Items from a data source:
◆ ◆ ◆ ◆ ◆

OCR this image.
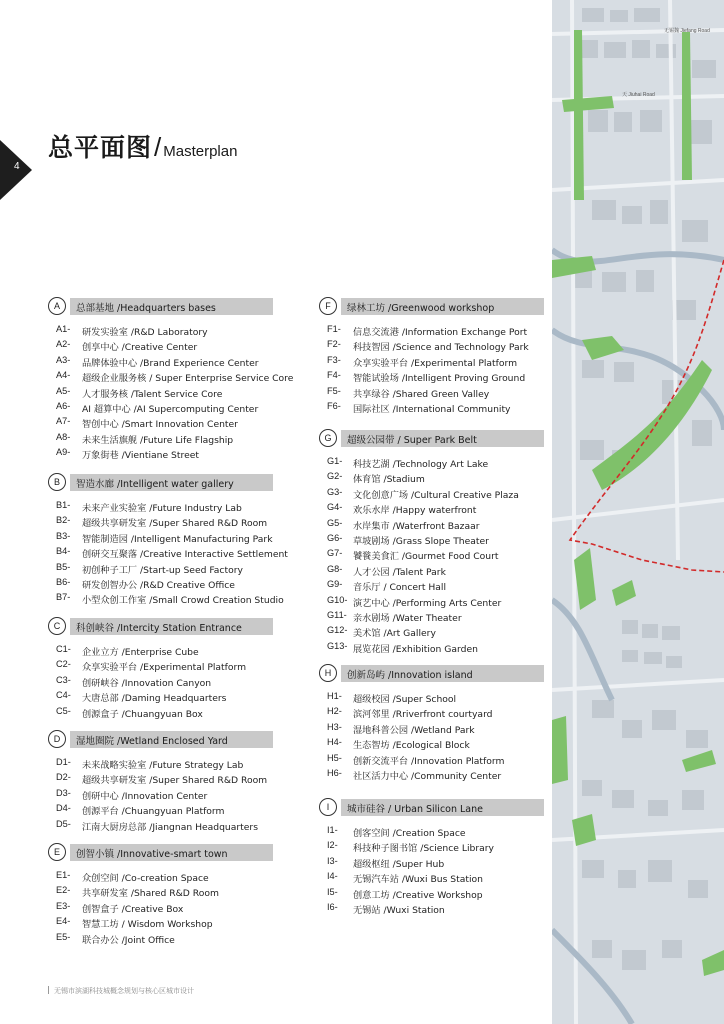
4
总平面图/ Masterplan
A	总部基地 /Headquarters bases
A1-	研发实验室 /R&D Laboratory
A2-	创享中心 /Creative Center
A3-	品牌体验中心 /Brand Experience Center
A4-	超级企业服务核 / Super Enterprise Service Core
A5-	人才服务核 /Talent Service Core
A6-	AI 超算中心 /AI Supercomputing Center
A7-	智创中心 /Smart Innovation Center
A8-	未来生活旗舰 /Future Life Flagship
A9-	万象街巷 /Vientiane Street
B	智造水廊 /Intelligent water gallery
B1-	未来产业实验室 /Future Industry Lab
B2-	超级共享研发室 /Super Shared R&D Room
B3-	智能制造园 /Intelligent Manufacturing Park
B4-	创研交互聚落 /Creative Interactive Settlement
B5-	初创种子工厂 /Start-up Seed Factory
B6-	研发创智办公 /R&D Creative Office
B7-	小型众创工作室 /Small Crowd Creation Studio
C	科创峡谷 /Intercity Station Entrance
C1-	企业立方 /Enterprise Cube
C2-	众享实验平台 /Experimental Platform
C3-	创研峡谷 /Innovation Canyon
C4-	大唐总部 /Daming Headquarters
C5-	创源盒子 /Chuangyuan Box
D	湿地圈院 /Wetland Enclosed Yard
D1-	未来战略实验室 /Future Strategy Lab
D2-	超级共享研发室 /Super Shared R&D Room
D3-	创研中心 /Innovation Center
D4-	创源平台 /Chuangyuan Platform
D5-	江南大厨房总部 /Jiangnan Headquarters
E	创智小镇 /Innovative-smart town
E1-	众创空间 /Co-creation Space
E2-	共享研发室 /Shared R&D Room
E3-	创智盒子 /Creative Box
E4-	智慧工坊 / Wisdom Workshop
E5-	联合办公 /Joint Office
F	绿林工坊 /Greenwood workshop
F1-	信息交流港 /Information Exchange Port
F2-	科技智园 /Science and Technology Park
F3-	众享实验平台 /Experimental Platform
F4-	智能试验场 /Intelligent Proving Ground
F5-	共享绿谷 /Shared Green Valley
F6-	国际社区 /International Community
G	超级公园带 / Super Park Belt
G1-	科技艺湖 /Technology Art Lake
G2-	体育馆 /Stadium
G3-	文化创意广场 /Cultural Creative Plaza
G4-	欢乐水岸 /Happy waterfront
G5-	水岸集市 /Waterfront Bazaar
G6-	草坡剧场 /Grass Slope Theater
G7-	饕餮美食汇 /Gourmet Food Court
G8-	人才公园 /Talent Park
G9-	音乐厅 / Concert Hall
G10- 演艺中心 /Performing Arts Center
G11- 亲水剧场 /Water Theater
G12- 美术馆 /Art Gallery
G13- 展览花园 /Exhibition Garden
H	创新岛屿 /Innovation island
H1-	超级校园 /Super School
H2-	滨河邻里 /Rriverfront courtyard
H3-	湿地科普公园 /Wetland Park
H4-	生态智坊 /Ecological Block
H5-	创新交流平台 /Innovation Platform
H6-	社区活力中心 /Community Center
I	城市硅谷 / Urban Silicon Lane
I1-	创客空间 /Creation Space
I2-	科技种子图书馆 /Science Library
I3-	超级枢纽 /Super Hub
I4-	无锡汽车站 /Wuxi Bus Station
I5-	创意工坊 /Creative Workshop
I6-	无锡站 /Wuxi Station
无锡市滨湖科技城概念规划与核心区城市设计
无锡魏 Jiefang Road
天 Jiuhai Road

◆ ◆ ◆ ◆ ◆

WHAT YOU NEED TO DO: Write the number of lines containing the word "Headquarters" and nothing besides it.

FINAL ANSWER: 3